#### Entries supplied ####

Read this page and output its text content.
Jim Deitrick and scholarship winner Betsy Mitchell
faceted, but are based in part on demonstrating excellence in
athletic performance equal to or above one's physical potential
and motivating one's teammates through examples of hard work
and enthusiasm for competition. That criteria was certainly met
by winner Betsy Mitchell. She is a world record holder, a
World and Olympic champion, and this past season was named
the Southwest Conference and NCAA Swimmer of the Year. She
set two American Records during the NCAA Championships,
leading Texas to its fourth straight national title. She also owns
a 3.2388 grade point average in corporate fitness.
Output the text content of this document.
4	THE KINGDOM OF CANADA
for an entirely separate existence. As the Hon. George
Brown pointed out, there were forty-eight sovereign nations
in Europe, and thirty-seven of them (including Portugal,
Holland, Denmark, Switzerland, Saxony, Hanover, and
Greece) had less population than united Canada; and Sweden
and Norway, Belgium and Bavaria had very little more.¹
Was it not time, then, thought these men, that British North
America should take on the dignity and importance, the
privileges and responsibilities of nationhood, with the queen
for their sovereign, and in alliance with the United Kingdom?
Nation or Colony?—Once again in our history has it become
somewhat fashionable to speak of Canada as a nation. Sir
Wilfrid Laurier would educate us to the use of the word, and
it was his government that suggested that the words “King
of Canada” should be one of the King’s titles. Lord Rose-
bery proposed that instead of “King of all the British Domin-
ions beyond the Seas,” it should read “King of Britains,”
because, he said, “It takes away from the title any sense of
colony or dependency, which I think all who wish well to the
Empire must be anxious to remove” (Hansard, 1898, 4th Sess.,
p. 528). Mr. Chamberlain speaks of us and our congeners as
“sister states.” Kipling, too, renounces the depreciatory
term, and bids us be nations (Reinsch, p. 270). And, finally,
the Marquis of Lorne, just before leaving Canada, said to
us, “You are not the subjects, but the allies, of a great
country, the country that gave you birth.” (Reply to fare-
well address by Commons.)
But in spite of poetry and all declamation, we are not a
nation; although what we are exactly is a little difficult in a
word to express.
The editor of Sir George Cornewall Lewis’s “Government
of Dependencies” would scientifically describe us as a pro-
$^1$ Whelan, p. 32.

####

Written request: Your task is to gather all lines from the entries above that hold the word "should".

Solution:
America should take on the dignity and importance, the
of Canada” should be one of the King’s titles. Lord Rose-
ions beyond the Seas,” it should read “King of Britains,”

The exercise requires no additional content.